** WORK REQUIRED **
Figure out how many lines of the material below contain the word "Japan". Answer with the number only.

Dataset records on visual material
====================

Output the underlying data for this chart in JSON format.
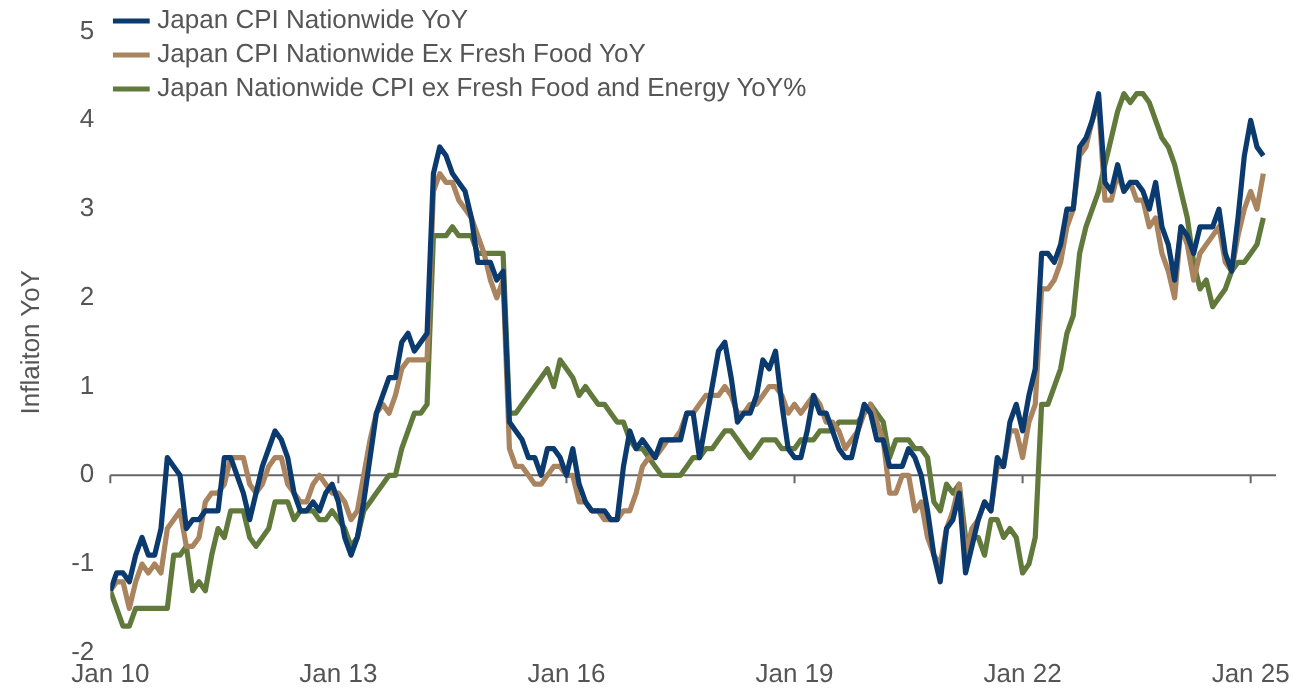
{
  "chart_data": {
    "type": "line",
    "ylabel": "Inflaiton YoY",
    "x": [
      "2010-01",
      "2010-02",
      "2010-03",
      "2010-04",
      "2010-05",
      "2010-06",
      "2010-07",
      "2010-08",
      "2010-09",
      "2010-10",
      "2010-11",
      "2010-12",
      "2011-01",
      "2011-02",
      "2011-03",
      "2011-04",
      "2011-05",
      "2011-06",
      "2011-07",
      "2011-08",
      "2011-09",
      "2011-10",
      "2011-11",
      "2011-12",
      "2012-01",
      "2012-02",
      "2012-03",
      "2012-04",
      "2012-05",
      "2012-06",
      "2012-07",
      "2012-08",
      "2012-09",
      "2012-10",
      "2012-11",
      "2012-12",
      "2013-01",
      "2013-02",
      "2013-03",
      "2013-04",
      "2013-05",
      "2013-06",
      "2013-07",
      "2013-08",
      "2013-09",
      "2013-10",
      "2013-11",
      "2013-12",
      "2014-01",
      "2014-02",
      "2014-03",
      "2014-04",
      "2014-05",
      "2014-06",
      "2014-07",
      "2014-08",
      "2014-09",
      "2014-10",
      "2014-11",
      "2014-12",
      "2015-01",
      "2015-02",
      "2015-03",
      "2015-04",
      "2015-05",
      "2015-06",
      "2015-07",
      "2015-08",
      "2015-09",
      "2015-10",
      "2015-11",
      "2015-12",
      "2016-01",
      "2016-02",
      "2016-03",
      "2016-04",
      "2016-05",
      "2016-06",
      "2016-07",
      "2016-08",
      "2016-09",
      "2016-10",
      "2016-11",
      "2016-12",
      "2017-01",
      "2017-02",
      "2017-03",
      "2017-04",
      "2017-05",
      "2017-06",
      "2017-07",
      "2017-08",
      "2017-09",
      "2017-10",
      "2017-11",
      "2017-12",
      "2018-01",
      "2018-02",
      "2018-03",
      "2018-04",
      "2018-05",
      "2018-06",
      "2018-07",
      "2018-08",
      "2018-09",
      "2018-10",
      "2018-11",
      "2018-12",
      "2019-01",
      "2019-02",
      "2019-03",
      "2019-04",
      "2019-05",
      "2019-06",
      "2019-07",
      "2019-08",
      "2019-09",
      "2019-10",
      "2019-11",
      "2019-12",
      "2020-01",
      "2020-02",
      "2020-03",
      "2020-04",
      "2020-05",
      "2020-06",
      "2020-07",
      "2020-08",
      "2020-09",
      "2020-10",
      "2020-11",
      "2020-12",
      "2021-01",
      "2021-02",
      "2021-03",
      "2021-04",
      "2021-05",
      "2021-06",
      "2021-07",
      "2021-08",
      "2021-09",
      "2021-10",
      "2021-11",
      "2021-12",
      "2022-01",
      "2022-02",
      "2022-03",
      "2022-04",
      "2022-05",
      "2022-06",
      "2022-07",
      "2022-08",
      "2022-09",
      "2022-10",
      "2022-11",
      "2022-12",
      "2023-01",
      "2023-02",
      "2023-03",
      "2023-04",
      "2023-05",
      "2023-06",
      "2023-07",
      "2023-08",
      "2023-09",
      "2023-10",
      "2023-11",
      "2023-12",
      "2024-01",
      "2024-02",
      "2024-03",
      "2024-04",
      "2024-05",
      "2024-06",
      "2024-07",
      "2024-08",
      "2024-09",
      "2024-10",
      "2024-11",
      "2024-12",
      "2025-01",
      "2025-02",
      "2025-03"
    ],
    "series": [
      {
        "name": "Japan CPI Nationwide YoY",
        "color": "#0b3a6e",
        "values": [
          -1.3,
          -1.1,
          -1.1,
          -1.2,
          -0.9,
          -0.7,
          -0.9,
          -0.9,
          -0.6,
          0.2,
          0.1,
          0.0,
          -0.6,
          -0.5,
          -0.5,
          -0.4,
          -0.4,
          -0.4,
          0.2,
          0.2,
          0.0,
          -0.2,
          -0.5,
          -0.2,
          0.1,
          0.3,
          0.5,
          0.4,
          0.2,
          -0.2,
          -0.4,
          -0.4,
          -0.3,
          -0.4,
          -0.2,
          -0.1,
          -0.3,
          -0.7,
          -0.9,
          -0.7,
          -0.3,
          0.2,
          0.7,
          0.9,
          1.1,
          1.1,
          1.5,
          1.6,
          1.4,
          1.5,
          1.6,
          3.4,
          3.7,
          3.6,
          3.4,
          3.3,
          3.2,
          2.9,
          2.4,
          2.4,
          2.4,
          2.2,
          2.3,
          0.6,
          0.5,
          0.4,
          0.2,
          0.2,
          0.0,
          0.3,
          0.3,
          0.2,
          0.0,
          0.3,
          -0.1,
          -0.3,
          -0.4,
          -0.4,
          -0.4,
          -0.5,
          -0.5,
          0.1,
          0.5,
          0.3,
          0.4,
          0.3,
          0.2,
          0.4,
          0.4,
          0.4,
          0.4,
          0.7,
          0.7,
          0.2,
          0.6,
          1.0,
          1.4,
          1.5,
          1.1,
          0.6,
          0.7,
          0.7,
          0.9,
          1.3,
          1.2,
          1.4,
          0.8,
          0.3,
          0.2,
          0.2,
          0.5,
          0.9,
          0.7,
          0.7,
          0.5,
          0.3,
          0.2,
          0.2,
          0.5,
          0.8,
          0.7,
          0.4,
          0.4,
          0.1,
          0.1,
          0.1,
          0.3,
          0.2,
          0.0,
          -0.4,
          -0.9,
          -1.2,
          -0.6,
          -0.5,
          -0.2,
          -1.1,
          -0.8,
          -0.5,
          -0.3,
          -0.4,
          0.2,
          0.1,
          0.6,
          0.8,
          0.5,
          0.9,
          1.2,
          2.5,
          2.5,
          2.4,
          2.6,
          3.0,
          3.0,
          3.7,
          3.8,
          4.0,
          4.3,
          3.3,
          3.2,
          3.5,
          3.2,
          3.3,
          3.3,
          3.2,
          3.0,
          3.3,
          2.8,
          2.6,
          2.2,
          2.8,
          2.7,
          2.5,
          2.8,
          2.8,
          2.8,
          3.0,
          2.5,
          2.3,
          2.9,
          3.6,
          4.0,
          3.7,
          3.6
        ]
      },
      {
        "name": "Japan CPI Nationwide Ex Fresh Food YoY",
        "color": "#a9845e",
        "values": [
          -1.3,
          -1.2,
          -1.2,
          -1.5,
          -1.2,
          -1.0,
          -1.1,
          -1.0,
          -1.1,
          -0.6,
          -0.5,
          -0.4,
          -0.8,
          -0.8,
          -0.7,
          -0.3,
          -0.2,
          -0.2,
          -0.1,
          0.2,
          0.2,
          0.2,
          -0.1,
          -0.2,
          -0.1,
          0.1,
          0.2,
          0.2,
          -0.1,
          -0.2,
          -0.3,
          -0.3,
          -0.1,
          0.0,
          -0.1,
          -0.2,
          -0.2,
          -0.3,
          -0.5,
          -0.4,
          0.0,
          0.4,
          0.7,
          0.8,
          0.7,
          0.9,
          1.2,
          1.3,
          1.3,
          1.3,
          1.3,
          3.2,
          3.4,
          3.3,
          3.3,
          3.1,
          3.0,
          2.9,
          2.7,
          2.5,
          2.2,
          2.0,
          2.2,
          0.3,
          0.1,
          0.1,
          0.0,
          -0.1,
          -0.1,
          0.0,
          0.1,
          0.1,
          0.0,
          0.0,
          -0.3,
          -0.3,
          -0.4,
          -0.4,
          -0.5,
          -0.5,
          -0.5,
          -0.4,
          -0.4,
          -0.2,
          0.1,
          0.2,
          0.2,
          0.3,
          0.4,
          0.4,
          0.5,
          0.7,
          0.7,
          0.8,
          0.9,
          0.9,
          0.9,
          1.0,
          0.9,
          0.7,
          0.7,
          0.8,
          0.8,
          0.9,
          1.0,
          1.0,
          0.9,
          0.7,
          0.8,
          0.7,
          0.8,
          0.9,
          0.8,
          0.6,
          0.6,
          0.5,
          0.3,
          0.4,
          0.5,
          0.7,
          0.8,
          0.6,
          0.4,
          -0.2,
          -0.2,
          0.0,
          0.0,
          -0.4,
          -0.3,
          -0.7,
          -0.9,
          -1.0,
          -0.6,
          -0.4,
          -0.1,
          -0.9,
          -0.6,
          -0.5,
          -0.3,
          -0.4,
          0.1,
          0.1,
          0.5,
          0.5,
          0.2,
          0.6,
          0.8,
          2.1,
          2.1,
          2.2,
          2.4,
          2.8,
          3.0,
          3.6,
          3.7,
          4.0,
          4.2,
          3.1,
          3.1,
          3.4,
          3.2,
          3.3,
          3.1,
          3.1,
          2.8,
          2.9,
          2.5,
          2.3,
          2.0,
          2.8,
          2.6,
          2.2,
          2.5,
          2.6,
          2.7,
          2.8,
          2.4,
          2.3,
          2.7,
          3.0,
          3.2,
          3.0,
          3.4
        ]
      },
      {
        "name": "Japan Nationwide CPI ex Fresh Food and Energy YoY%",
        "color": "#617a3c",
        "values": [
          -1.3,
          -1.5,
          -1.7,
          -1.7,
          -1.5,
          -1.5,
          -1.5,
          -1.5,
          -1.5,
          -1.5,
          -0.9,
          -0.9,
          -0.8,
          -1.3,
          -1.2,
          -1.3,
          -0.9,
          -0.6,
          -0.7,
          -0.4,
          -0.4,
          -0.4,
          -0.7,
          -0.8,
          -0.7,
          -0.6,
          -0.3,
          -0.3,
          -0.3,
          -0.5,
          -0.4,
          -0.4,
          -0.4,
          -0.5,
          -0.5,
          -0.4,
          -0.5,
          -0.6,
          -0.8,
          -0.7,
          -0.4,
          -0.3,
          -0.2,
          -0.1,
          0.0,
          0.0,
          0.3,
          0.5,
          0.7,
          0.7,
          0.8,
          2.7,
          2.7,
          2.7,
          2.8,
          2.7,
          2.7,
          2.7,
          2.5,
          2.5,
          2.5,
          2.5,
          2.5,
          0.7,
          0.7,
          0.8,
          0.9,
          1.0,
          1.1,
          1.2,
          1.0,
          1.3,
          1.2,
          1.1,
          0.9,
          1.0,
          0.9,
          0.8,
          0.8,
          0.7,
          0.6,
          0.6,
          0.4,
          0.3,
          0.3,
          0.2,
          0.1,
          0.0,
          0.0,
          0.0,
          0.0,
          0.1,
          0.2,
          0.2,
          0.3,
          0.3,
          0.4,
          0.5,
          0.5,
          0.4,
          0.3,
          0.2,
          0.3,
          0.4,
          0.4,
          0.4,
          0.3,
          0.3,
          0.3,
          0.4,
          0.4,
          0.4,
          0.5,
          0.5,
          0.5,
          0.6,
          0.6,
          0.6,
          0.6,
          0.7,
          0.8,
          0.7,
          0.6,
          0.2,
          0.4,
          0.4,
          0.4,
          0.3,
          0.3,
          0.2,
          -0.3,
          -0.4,
          -0.1,
          -0.2,
          -0.1,
          -0.7,
          -0.7,
          -0.7,
          -0.9,
          -0.5,
          -0.5,
          -0.7,
          -0.6,
          -0.7,
          -1.1,
          -1.0,
          -0.7,
          0.8,
          0.8,
          1.0,
          1.2,
          1.6,
          1.8,
          2.5,
          2.8,
          3.0,
          3.2,
          3.5,
          3.8,
          4.1,
          4.3,
          4.2,
          4.3,
          4.3,
          4.2,
          4.0,
          3.8,
          3.7,
          3.5,
          3.2,
          2.9,
          2.4,
          2.1,
          2.2,
          1.9,
          2.0,
          2.1,
          2.3,
          2.4,
          2.4,
          2.5,
          2.6,
          2.9
        ]
      }
    ],
    "xlim": [
      "2010-01",
      "2025-05"
    ],
    "xticks": [
      {
        "value": "2010-01",
        "label": "Jan 10"
      },
      {
        "value": "2013-01",
        "label": "Jan 13"
      },
      {
        "value": "2016-01",
        "label": "Jan 16"
      },
      {
        "value": "2019-01",
        "label": "Jan 19"
      },
      {
        "value": "2022-01",
        "label": "Jan 22"
      },
      {
        "value": "2025-01",
        "label": "Jan 25"
      }
    ],
    "ylim": [
      -2,
      5
    ],
    "yticks": [
      -2,
      -1,
      0,
      1,
      2,
      3,
      4,
      5
    ],
    "ref_lines": [
      {
        "axis": "y",
        "value": 0,
        "color": "#666666"
      }
    ],
    "grid": false,
    "legend": "top left",
    "marker": "none",
    "line_style": "solid"
  }
}
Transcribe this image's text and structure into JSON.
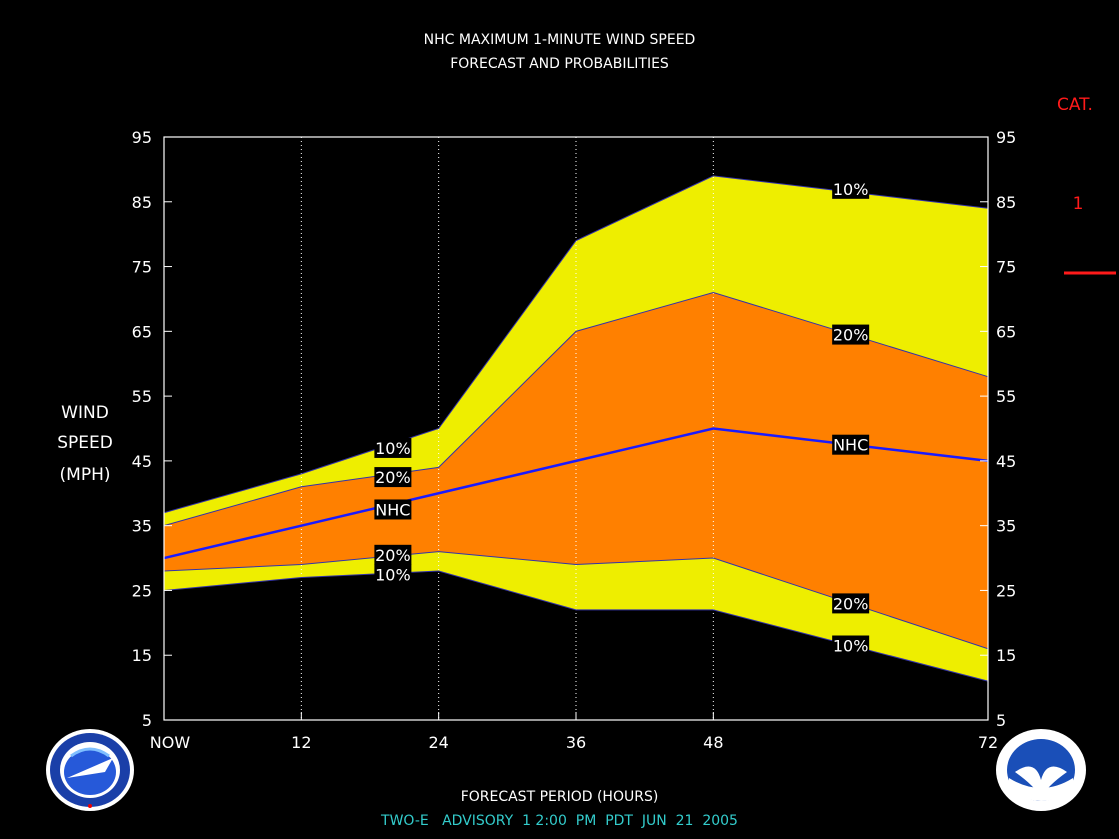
{
  "chart_data": {
    "type": "area",
    "title": "NHC MAXIMUM 1-MINUTE WIND SPEED",
    "subtitle": "FORECAST AND PROBABILITIES",
    "ylabel_lines": [
      "WIND",
      "SPEED",
      "(MPH)"
    ],
    "xlabel": "FORECAST PERIOD (HOURS)",
    "ylim": [
      5,
      95
    ],
    "yticks": [
      5,
      15,
      25,
      35,
      45,
      55,
      65,
      75,
      85,
      95
    ],
    "xlim": [
      0,
      72
    ],
    "xticks": [
      0,
      12,
      24,
      36,
      48,
      72
    ],
    "xtick_labels": [
      "NOW",
      "12",
      "24",
      "36",
      "48",
      "72"
    ],
    "x": [
      0,
      12,
      24,
      36,
      48,
      72
    ],
    "series": [
      {
        "name": "10%",
        "band": "upper",
        "values": [
          37,
          43,
          50,
          79,
          89,
          84
        ]
      },
      {
        "name": "20%",
        "band": "upper",
        "values": [
          35,
          41,
          44,
          65,
          71,
          58
        ]
      },
      {
        "name": "NHC",
        "values": [
          30,
          35,
          40,
          45,
          50,
          45
        ]
      },
      {
        "name": "20%",
        "band": "lower",
        "values": [
          28,
          29,
          31,
          29,
          30,
          16
        ]
      },
      {
        "name": "10%",
        "band": "lower",
        "values": [
          25,
          27,
          28,
          22,
          22,
          11
        ]
      }
    ],
    "series_labels": [
      {
        "text": "10%",
        "x": 20,
        "y": 47
      },
      {
        "text": "20%",
        "x": 20,
        "y": 42.5
      },
      {
        "text": "NHC",
        "x": 20,
        "y": 37.5
      },
      {
        "text": "20%",
        "x": 20,
        "y": 30.5
      },
      {
        "text": "10%",
        "x": 20,
        "y": 27.5
      },
      {
        "text": "10%",
        "x": 60,
        "y": 87
      },
      {
        "text": "20%",
        "x": 60,
        "y": 64.5
      },
      {
        "text": "NHC",
        "x": 60,
        "y": 47.5
      },
      {
        "text": "20%",
        "x": 60,
        "y": 23
      },
      {
        "text": "10%",
        "x": 60,
        "y": 16.5
      }
    ],
    "colors": {
      "outer_band": "#eeee00",
      "inner_band": "#ff8000",
      "nhc_line": "#1a1aff",
      "grid": "#ffffff"
    },
    "category_scale": {
      "header": "CAT.",
      "labels": [
        {
          "text": "1",
          "y": 85
        }
      ],
      "thresholds": [
        74
      ],
      "color": "#ff1a1a"
    }
  },
  "footer": {
    "advisory": "TWO-E   ADVISORY  1 2:00  PM  PDT  JUN  21  2005",
    "color": "#33cccc"
  },
  "logos": {
    "left": {
      "icon": "nws-logo-icon",
      "text": "NATIONAL WEATHER SERVICE"
    },
    "right": {
      "icon": "noaa-logo-icon",
      "text": "NOAA"
    }
  }
}
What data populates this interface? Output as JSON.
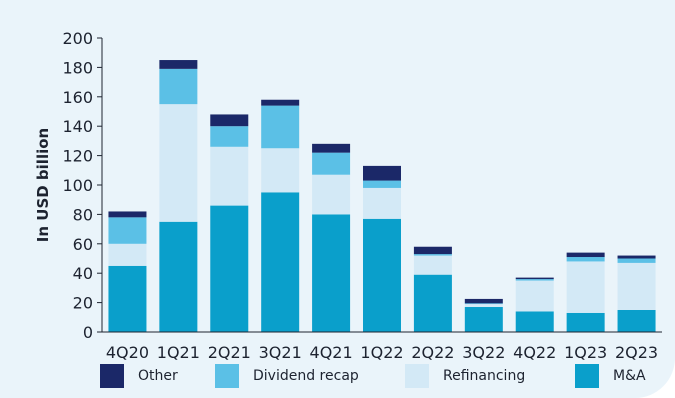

====================

** EXERCISE RESULT **
3